* A run of records
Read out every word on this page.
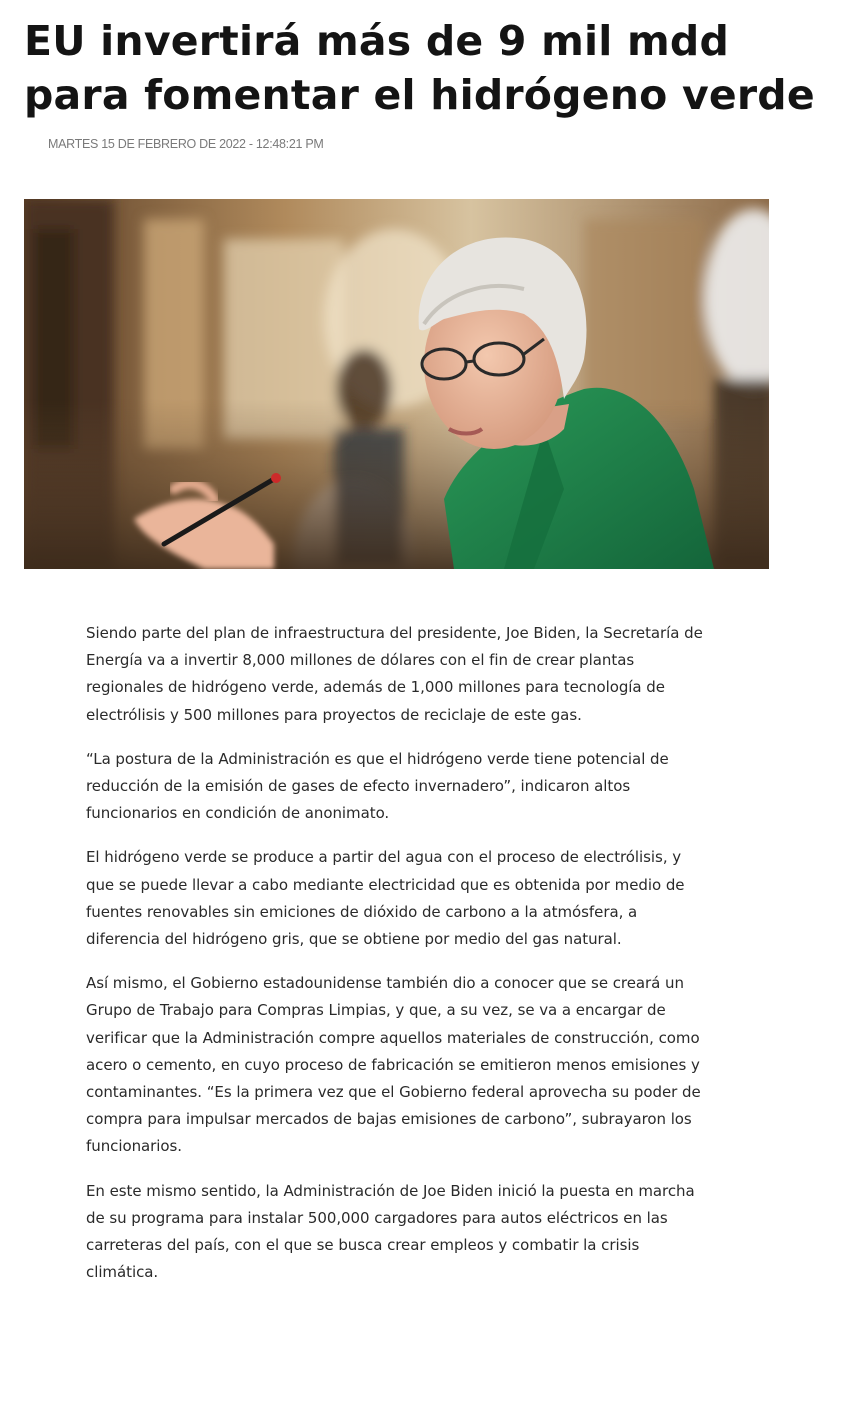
EU invertirá más de 9 mil mdd para fomentar el hidrógeno verde

MARTES 15 DE FEBRERO DE 2022 - 12:48:21 PM

Siendo parte del plan de infraestructura del presidente, Joe Biden, la Secretaría de Energía va a invertir 8,000 millones de dólares con el fin de crear plantas regionales de hidrógeno verde, además de 1,000 millones para tecnología de electrólisis y 500 millones para proyectos de reciclaje de este gas.

“La postura de la Administración es que el hidrógeno verde tiene potencial de reducción de la emisión de gases de efecto invernadero”, indicaron altos funcionarios en condición de anonimato.

El hidrógeno verde se produce a partir del agua con el proceso de electrólisis, y que se puede llevar a cabo mediante electricidad que es obtenida por medio de fuentes renovables sin emiciones de dióxido de carbono a la atmósfera, a diferencia del hidrógeno gris, que se obtiene por medio del gas natural.

Así mismo, el Gobierno estadounidense también dio a conocer que se creará un Grupo de Trabajo para Compras Limpias, y que, a su vez, se va a encargar de verificar que la Administración compre aquellos materiales de construcción, como acero o cemento, en cuyo proceso de fabricación se emitieron menos emisiones y contaminantes. “Es la primera vez que el Gobierno federal aprovecha su poder de compra para impulsar mercados de bajas emisiones de carbono”, subrayaron los funcionarios.

En este mismo sentido, la Administración de Joe Biden inició la puesta en marcha de su programa para instalar 500,000 cargadores para autos eléctricos en las carreteras del país, con el que se busca crear empleos y combatir la crisis climática.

* What is being asked
Every entry must be transcribed exactly. Pictures do not belong in the copy.

* Expected output
Read out every word on this page.
EU invertirá más de 9 mil mdd para fomentar el hidrógeno verde

MARTES 15 DE FEBRERO DE 2022 - 12:48:21 PM

Siendo parte del plan de infraestructura del presidente, Joe Biden, la Secretaría de Energía va a invertir 8,000 millones de dólares con el fin de crear plantas regionales de hidrógeno verde, además de 1,000 millones para tecnología de electrólisis y 500 millones para proyectos de reciclaje de este gas.

“La postura de la Administración es que el hidrógeno verde tiene potencial de reducción de la emisión de gases de efecto invernadero”, indicaron altos funcionarios en condición de anonimato.

El hidrógeno verde se produce a partir del agua con el proceso de electrólisis, y que se puede llevar a cabo mediante electricidad que es obtenida por medio de fuentes renovables sin emiciones de dióxido de carbono a la atmósfera, a diferencia del hidrógeno gris, que se obtiene por medio del gas natural.

Así mismo, el Gobierno estadounidense también dio a conocer que se creará un Grupo de Trabajo para Compras Limpias, y que, a su vez, se va a encargar de verificar que la Administración compre aquellos materiales de construcción, como acero o cemento, en cuyo proceso de fabricación se emitieron menos emisiones y contaminantes. “Es la primera vez que el Gobierno federal aprovecha su poder de compra para impulsar mercados de bajas emisiones de carbono”, subrayaron los funcionarios.

En este mismo sentido, la Administración de Joe Biden inició la puesta en marcha de su programa para instalar 500,000 cargadores para autos eléctricos en las carreteras del país, con el que se busca crear empleos y combatir la crisis climática.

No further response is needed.